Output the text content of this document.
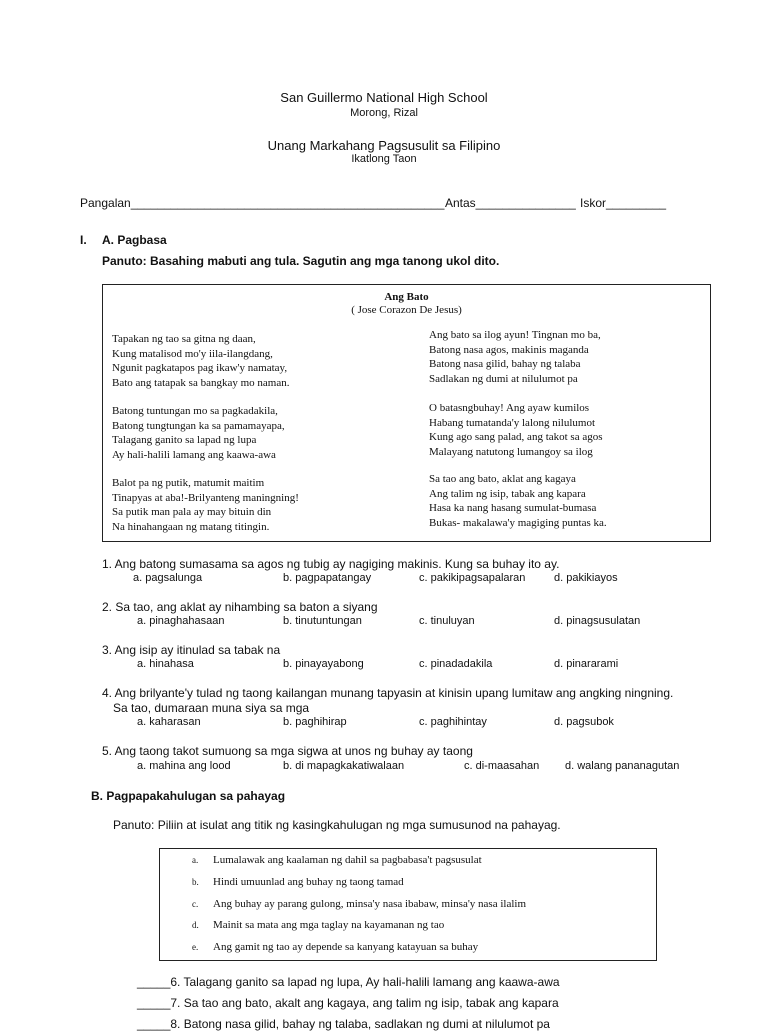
San Guillermo National High School
Morong, Rizal
Unang Markahang Pagsusulit sa Filipino
Ikatlong Taon
Pangalan_______________________________________________ Antas_______________ Iskor_________
I. A. Pagbasa
Panuto: Basahing mabuti ang tula. Sagutin ang mga tanong ukol dito.
Ang Bato
( Jose Corazon De Jesus)
Tapakan ng tao sa gitna ng daan,
Kung matalisod mo'y iila-ilangdang,
Ngunit pagkatapos pag ikaw'y namatay,
Bato ang tatapak sa bangkay mo naman.
Batong tuntungan mo sa pagkadakila,
Batong tungtungan ka sa pamamayapa,
Talagang ganito sa lapad ng lupa
Ay hali-halili lamang ang kaawa-awa
Balot pa ng putik, matumit maitim
Tinapyas at aba!-Brilyanteng maningning!
Sa putik man pala ay may bituin din
Na hinahangaan ng matang titingin.
Ang bato sa ilog ayun! Tingnan mo ba,
Batong nasa agos, makinis maganda
Batong nasa gilid, bahay ng talaba
Sadlakan ng dumi at nilulumot pa
O batasngbuhay! Ang ayaw kumilos
Habang tumatanda'y lalong nilulumot
Kung ago sang palad, ang takot sa agos
Malayang natutong lumangoy sa ilog
Sa tao ang bato, aklat ang kagaya
Ang talim ng isip, tabak ang kapara
Hasa ka nang hasang sumulat-bumasa
Bukas- makalawa'y magiging puntas ka.
1. Ang batong sumasama sa agos ng tubig ay nagiging makinis. Kung sa buhay ito ay.
a. pagsalunga	b. pagpapatangay	c. pakikipagsapalaran	d. pakikiayos
2. Sa tao, ang aklat ay nihambing sa baton a siyang
a. pinaghahasaan	b. tinutuntungan	c. tinuluyan	d. pinagsusulatan
3. Ang isip ay itinulad sa tabak na
a. hinahasa	b. pinayayabong	c. pinadadakila	d. pinararami
4. Ang brilyante'y tulad ng taong kailangan munang tapyasin at kinisin upang lumitaw ang angking ningning.
Sa tao, dumaraan muna siya sa mga
a. kaharasan	b. paghihirap	c. paghihintay	d. pagsubok
5. Ang taong takot sumuong sa mga sigwa at unos ng buhay ay taong
a. mahina ang lood	b. di mapagkakatiwalaan	c. di-maasahan d. walang pananagutan
B. Pagpapakahulugan sa pahayag
Panuto: Piliin at isulat ang titik ng kasingkahulugan ng mga sumusunod na pahayag.
a. Lumalawak ang kaalaman ng dahil sa pagbabasa't pagsusulat
b. Hindi umuunlad ang buhay ng taong tamad
c. Ang buhay ay parang gulong, minsa'y nasa ibabaw, minsa'y nasa ilalim
d. Mainit sa mata ang mga taglay na kayamanan ng tao
e. Ang gamit ng tao ay depende sa kanyang katayuan sa buhay
_____6. Talagang ganito sa lapad ng lupa, Ay hali-halili lamang ang kaawa-awa
_____7. Sa tao ang bato, akalt ang kagaya, ang talim ng isip, tabak ang kapara
_____8. Batong nasa gilid, bahay ng talaba, sadlakan ng dumi at nilulumot pa
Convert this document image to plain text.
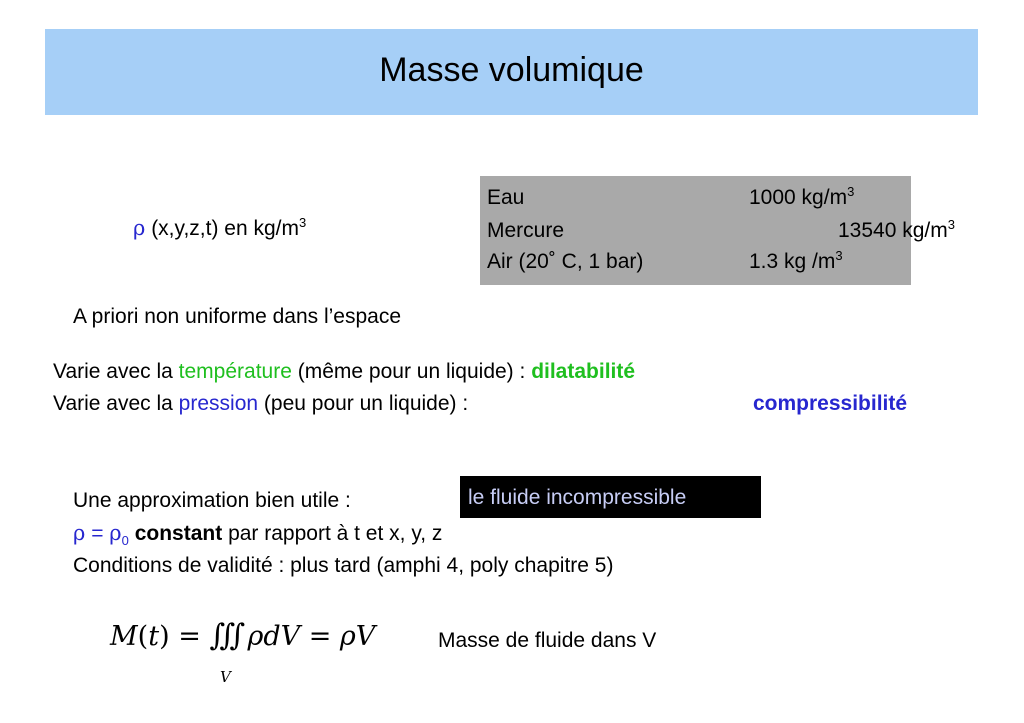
Masse volumique
ρ (x,y,z,t) en $kg/m^3$
Eau	1000 $kg/m^3$
Mercure	13540 $kg/m^3$
Air (20˚ C, 1 bar)	1.3 kg $/m^3$
A priori non uniforme dans l’espace
Varie avec la température (même pour un liquide) : dilatabilité
Varie avec la pression (peu pour un liquide) :	compressibilité
Une approximation bien utile :	le fluide incompressible
$\rho = \rho_0$ constant par rapport à t et x, y, z
Conditions de validité : plus tard (amphi 4, poly chapitre 5)
M(t) = ∭ ρdV = ρV
V
Masse de fluide dans V
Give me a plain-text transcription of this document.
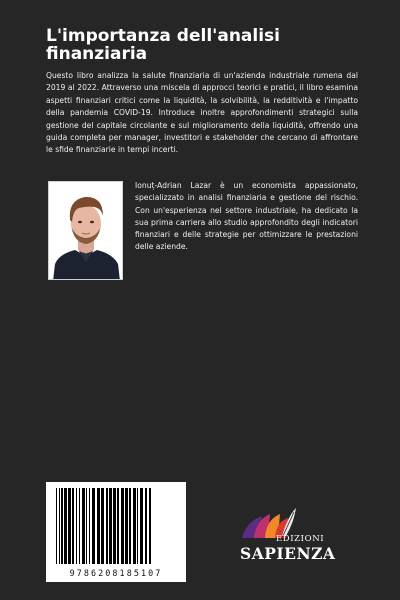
L'importanza dell'analisi finanziaria

Questo libro analizza la salute finanziaria di un'azienda industriale rumena dal 2019 al 2022. Attraverso una miscela di approcci teorici e pratici, il libro esamina aspetti finanziari critici come la liquidità, la solvibilità, la redditività e l'impatto della pandemia COVID-19. Introduce inoltre approfondimenti strategici sulla gestione del capitale circolante e sul miglioramento della liquidità, offrendo una guida completa per manager, investitori e stakeholder che cercano di affrontare le sfide finanziarie in tempi incerti.

Ionuț-Adrian Lazar è un economista appassionato, specializzato in analisi finanziaria e gestione del rischio. Con un'esperienza nel settore industriale, ha dedicato la sua prima carriera allo studio approfondito degli indicatori finanziari e delle strategie per ottimizzare le prestazioni delle aziende.

9786208185107
EDIZIONI
SAPIENZA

Problem to work on →
From the entries above, copy every line containing the word "Kung".

Answer for this exercise →
Kung matalisod mo'y iila-ilangdang,
Kung ago sang palad, ang takot sa agos
1. Ang batong sumasama sa agos ng tubig ay nagiging makinis. Kung sa buhay ito ay.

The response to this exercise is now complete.